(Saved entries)
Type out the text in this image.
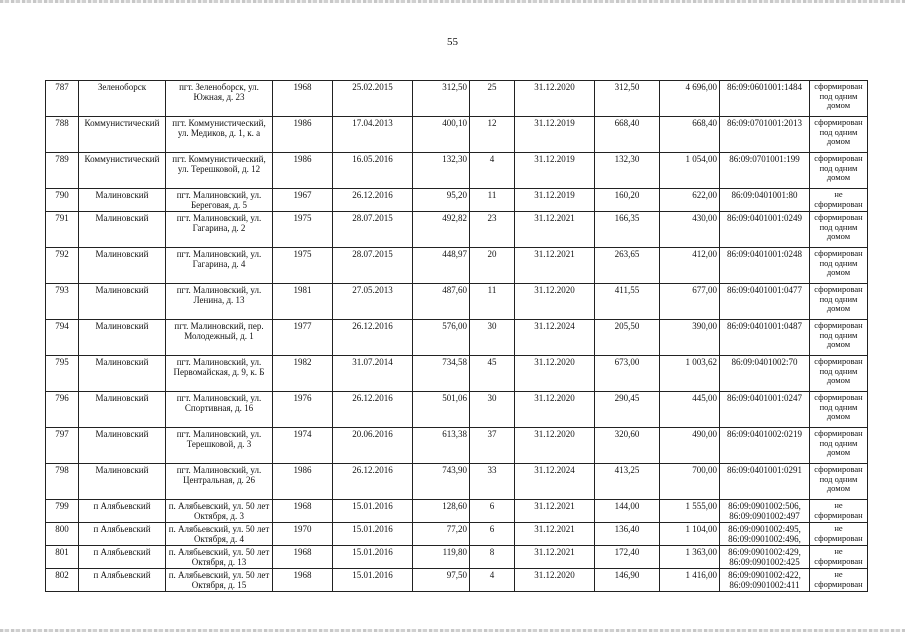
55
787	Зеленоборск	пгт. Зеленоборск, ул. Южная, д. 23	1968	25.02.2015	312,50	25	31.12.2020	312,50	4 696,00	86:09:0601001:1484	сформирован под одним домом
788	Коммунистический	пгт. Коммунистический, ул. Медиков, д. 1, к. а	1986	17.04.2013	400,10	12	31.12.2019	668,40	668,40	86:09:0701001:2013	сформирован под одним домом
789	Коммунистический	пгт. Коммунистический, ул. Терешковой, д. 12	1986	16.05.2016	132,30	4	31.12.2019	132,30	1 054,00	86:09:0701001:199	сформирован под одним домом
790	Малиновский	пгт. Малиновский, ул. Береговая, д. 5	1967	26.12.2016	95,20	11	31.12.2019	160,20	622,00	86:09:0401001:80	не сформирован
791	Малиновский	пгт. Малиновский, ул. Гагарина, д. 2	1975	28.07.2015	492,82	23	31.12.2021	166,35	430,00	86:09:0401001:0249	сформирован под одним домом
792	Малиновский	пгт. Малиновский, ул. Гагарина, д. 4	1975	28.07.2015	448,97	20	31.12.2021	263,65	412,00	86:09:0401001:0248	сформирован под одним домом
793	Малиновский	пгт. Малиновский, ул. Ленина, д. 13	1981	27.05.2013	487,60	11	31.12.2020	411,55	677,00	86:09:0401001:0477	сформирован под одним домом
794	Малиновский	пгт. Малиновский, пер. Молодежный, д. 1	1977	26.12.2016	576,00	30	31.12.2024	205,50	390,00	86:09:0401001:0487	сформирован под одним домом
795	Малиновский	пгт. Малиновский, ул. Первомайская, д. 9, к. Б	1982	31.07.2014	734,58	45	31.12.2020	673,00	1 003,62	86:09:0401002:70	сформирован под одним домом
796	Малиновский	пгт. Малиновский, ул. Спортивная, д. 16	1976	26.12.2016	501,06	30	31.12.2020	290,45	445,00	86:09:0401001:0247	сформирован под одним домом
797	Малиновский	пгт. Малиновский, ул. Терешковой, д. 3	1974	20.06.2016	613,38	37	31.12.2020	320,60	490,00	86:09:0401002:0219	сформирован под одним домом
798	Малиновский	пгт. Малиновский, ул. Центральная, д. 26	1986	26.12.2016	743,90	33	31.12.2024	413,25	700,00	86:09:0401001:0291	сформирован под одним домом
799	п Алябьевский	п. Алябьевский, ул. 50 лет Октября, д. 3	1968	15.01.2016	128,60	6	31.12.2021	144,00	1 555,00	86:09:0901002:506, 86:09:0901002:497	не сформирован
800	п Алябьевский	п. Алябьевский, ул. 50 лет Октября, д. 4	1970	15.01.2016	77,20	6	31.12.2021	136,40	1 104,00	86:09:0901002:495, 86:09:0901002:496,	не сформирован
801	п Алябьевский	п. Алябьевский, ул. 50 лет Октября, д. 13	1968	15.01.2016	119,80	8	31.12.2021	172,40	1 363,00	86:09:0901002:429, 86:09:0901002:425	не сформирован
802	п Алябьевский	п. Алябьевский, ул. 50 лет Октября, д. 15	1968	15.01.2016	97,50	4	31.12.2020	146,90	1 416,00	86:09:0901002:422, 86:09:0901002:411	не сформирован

Written problem ▸
Which lines contain the word "Коммунистический"? Return each of them.

Answer to this problem ▸
788	Коммунистический	пгт. Коммунистический, ул. Медиков, д. 1, к. а	1986	17.04.2013	400,10	12	31.12.2019	668,40	668,40	86:09:0701001:2013	сформирован под одним домом
789	Коммунистический	пгт. Коммунистический, ул. Терешковой, д. 12	1986	16.05.2016	132,30	4	31.12.2019	132,30	1 054,00	86:09:0701001:199	сформирован под одним домом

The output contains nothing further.